#### Extracted material

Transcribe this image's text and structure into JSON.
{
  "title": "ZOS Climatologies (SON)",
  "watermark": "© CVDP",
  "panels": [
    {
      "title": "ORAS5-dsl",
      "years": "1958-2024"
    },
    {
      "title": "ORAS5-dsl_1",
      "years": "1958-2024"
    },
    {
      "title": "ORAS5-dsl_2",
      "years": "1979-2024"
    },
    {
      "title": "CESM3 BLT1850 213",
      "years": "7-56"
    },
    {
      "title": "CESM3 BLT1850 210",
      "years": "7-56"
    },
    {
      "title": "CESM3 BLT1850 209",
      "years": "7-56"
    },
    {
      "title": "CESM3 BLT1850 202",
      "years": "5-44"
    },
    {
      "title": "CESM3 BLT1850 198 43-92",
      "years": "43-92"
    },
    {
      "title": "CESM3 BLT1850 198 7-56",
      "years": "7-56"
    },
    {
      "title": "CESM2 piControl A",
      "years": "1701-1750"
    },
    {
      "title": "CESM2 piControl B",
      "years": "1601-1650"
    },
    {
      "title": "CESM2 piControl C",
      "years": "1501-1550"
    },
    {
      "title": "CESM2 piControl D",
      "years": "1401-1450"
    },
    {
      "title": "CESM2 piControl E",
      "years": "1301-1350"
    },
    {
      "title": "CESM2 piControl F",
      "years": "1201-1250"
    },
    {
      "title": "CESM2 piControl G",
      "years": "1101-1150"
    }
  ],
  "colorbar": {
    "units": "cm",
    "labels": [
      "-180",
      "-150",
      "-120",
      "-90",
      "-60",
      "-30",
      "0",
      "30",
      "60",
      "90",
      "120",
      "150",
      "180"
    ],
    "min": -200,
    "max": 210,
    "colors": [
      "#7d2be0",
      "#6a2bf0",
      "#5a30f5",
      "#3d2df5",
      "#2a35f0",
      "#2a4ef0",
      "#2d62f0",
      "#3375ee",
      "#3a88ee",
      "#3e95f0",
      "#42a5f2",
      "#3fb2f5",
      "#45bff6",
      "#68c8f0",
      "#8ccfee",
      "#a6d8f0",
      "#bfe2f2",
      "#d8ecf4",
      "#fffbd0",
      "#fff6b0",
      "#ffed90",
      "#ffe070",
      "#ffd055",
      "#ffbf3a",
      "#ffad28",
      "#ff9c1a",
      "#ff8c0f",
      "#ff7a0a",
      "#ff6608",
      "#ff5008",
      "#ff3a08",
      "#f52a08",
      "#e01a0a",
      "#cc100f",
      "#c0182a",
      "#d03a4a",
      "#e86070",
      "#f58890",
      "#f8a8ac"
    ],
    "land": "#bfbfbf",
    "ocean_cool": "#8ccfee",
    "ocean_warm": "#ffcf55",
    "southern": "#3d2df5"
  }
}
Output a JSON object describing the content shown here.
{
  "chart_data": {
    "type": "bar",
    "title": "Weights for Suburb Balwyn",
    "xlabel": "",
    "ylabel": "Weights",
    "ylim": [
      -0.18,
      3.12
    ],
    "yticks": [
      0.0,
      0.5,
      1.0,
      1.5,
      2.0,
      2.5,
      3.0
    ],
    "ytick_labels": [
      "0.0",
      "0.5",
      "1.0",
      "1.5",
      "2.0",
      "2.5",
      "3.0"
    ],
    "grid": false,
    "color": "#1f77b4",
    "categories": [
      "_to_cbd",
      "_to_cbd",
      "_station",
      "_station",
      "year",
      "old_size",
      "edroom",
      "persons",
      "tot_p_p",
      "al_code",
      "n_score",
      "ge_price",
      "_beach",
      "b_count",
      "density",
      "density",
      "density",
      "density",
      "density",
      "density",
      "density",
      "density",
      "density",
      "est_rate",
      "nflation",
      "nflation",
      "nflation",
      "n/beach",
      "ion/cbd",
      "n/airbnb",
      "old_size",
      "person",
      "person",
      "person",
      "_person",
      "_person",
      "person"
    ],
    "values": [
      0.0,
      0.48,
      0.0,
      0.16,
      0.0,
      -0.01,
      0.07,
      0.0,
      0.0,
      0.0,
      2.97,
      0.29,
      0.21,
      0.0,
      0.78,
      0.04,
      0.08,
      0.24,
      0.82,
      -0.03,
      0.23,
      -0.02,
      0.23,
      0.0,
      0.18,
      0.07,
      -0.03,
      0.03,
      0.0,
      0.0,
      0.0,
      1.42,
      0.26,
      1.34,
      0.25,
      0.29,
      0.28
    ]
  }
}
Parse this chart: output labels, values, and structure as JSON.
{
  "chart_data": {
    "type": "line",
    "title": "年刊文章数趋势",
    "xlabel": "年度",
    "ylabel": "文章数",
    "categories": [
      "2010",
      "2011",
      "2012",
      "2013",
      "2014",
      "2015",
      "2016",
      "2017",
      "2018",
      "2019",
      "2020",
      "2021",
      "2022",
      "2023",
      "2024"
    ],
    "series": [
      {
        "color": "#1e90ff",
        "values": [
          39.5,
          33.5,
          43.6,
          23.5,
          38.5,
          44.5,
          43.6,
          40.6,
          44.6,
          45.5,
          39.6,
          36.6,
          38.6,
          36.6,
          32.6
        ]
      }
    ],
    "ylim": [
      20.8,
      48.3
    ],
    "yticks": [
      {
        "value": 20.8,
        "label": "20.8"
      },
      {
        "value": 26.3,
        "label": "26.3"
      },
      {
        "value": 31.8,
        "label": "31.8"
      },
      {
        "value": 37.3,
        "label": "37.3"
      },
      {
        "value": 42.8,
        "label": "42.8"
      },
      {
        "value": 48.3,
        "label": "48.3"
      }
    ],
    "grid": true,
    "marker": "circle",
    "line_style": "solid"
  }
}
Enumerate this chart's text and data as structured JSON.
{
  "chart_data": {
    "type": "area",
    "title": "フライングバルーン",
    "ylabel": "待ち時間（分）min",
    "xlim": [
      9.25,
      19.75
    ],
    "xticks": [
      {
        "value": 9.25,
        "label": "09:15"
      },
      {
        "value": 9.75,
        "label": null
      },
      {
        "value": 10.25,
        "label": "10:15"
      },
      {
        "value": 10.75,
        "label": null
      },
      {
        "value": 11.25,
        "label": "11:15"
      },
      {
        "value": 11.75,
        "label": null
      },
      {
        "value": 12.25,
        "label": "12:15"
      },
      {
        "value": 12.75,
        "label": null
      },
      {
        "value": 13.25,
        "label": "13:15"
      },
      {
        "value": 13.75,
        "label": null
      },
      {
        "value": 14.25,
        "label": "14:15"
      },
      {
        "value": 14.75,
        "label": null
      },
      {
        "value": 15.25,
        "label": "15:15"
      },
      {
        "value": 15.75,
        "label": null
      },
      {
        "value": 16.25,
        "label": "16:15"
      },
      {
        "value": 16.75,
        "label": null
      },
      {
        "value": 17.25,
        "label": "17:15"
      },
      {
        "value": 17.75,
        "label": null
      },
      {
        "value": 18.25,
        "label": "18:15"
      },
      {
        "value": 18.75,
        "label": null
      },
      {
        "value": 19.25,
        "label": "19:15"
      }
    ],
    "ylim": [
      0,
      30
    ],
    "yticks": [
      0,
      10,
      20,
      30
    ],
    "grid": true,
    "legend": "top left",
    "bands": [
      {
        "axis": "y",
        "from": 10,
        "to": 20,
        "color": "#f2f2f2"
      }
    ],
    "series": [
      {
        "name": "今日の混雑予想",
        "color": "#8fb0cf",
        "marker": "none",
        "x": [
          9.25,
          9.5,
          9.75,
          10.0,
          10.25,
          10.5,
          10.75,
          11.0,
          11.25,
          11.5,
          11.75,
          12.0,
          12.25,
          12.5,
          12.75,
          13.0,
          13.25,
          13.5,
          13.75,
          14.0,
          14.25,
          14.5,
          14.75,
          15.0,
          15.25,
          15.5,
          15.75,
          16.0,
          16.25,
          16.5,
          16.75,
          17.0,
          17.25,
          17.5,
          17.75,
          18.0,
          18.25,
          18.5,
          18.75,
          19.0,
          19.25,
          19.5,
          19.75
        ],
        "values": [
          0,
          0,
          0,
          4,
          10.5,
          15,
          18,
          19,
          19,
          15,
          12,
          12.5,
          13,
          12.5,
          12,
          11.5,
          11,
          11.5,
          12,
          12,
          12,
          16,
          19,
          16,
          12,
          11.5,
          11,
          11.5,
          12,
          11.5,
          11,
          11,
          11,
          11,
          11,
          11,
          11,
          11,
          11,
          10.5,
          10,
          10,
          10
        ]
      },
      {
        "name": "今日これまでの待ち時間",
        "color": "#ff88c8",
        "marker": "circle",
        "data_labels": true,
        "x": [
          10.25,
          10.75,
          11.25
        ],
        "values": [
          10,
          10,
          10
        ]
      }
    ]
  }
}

########

What you have to do: Show each line of the data that contains the string "piControl".

Result of the task:
      "title": "CESM2 piControl A",
      "title": "CESM2 piControl B",
      "title": "CESM2 piControl C",
      "title": "CESM2 piControl D",
      "title": "CESM2 piControl E",
      "title": "CESM2 piControl F",
      "title": "CESM2 piControl G",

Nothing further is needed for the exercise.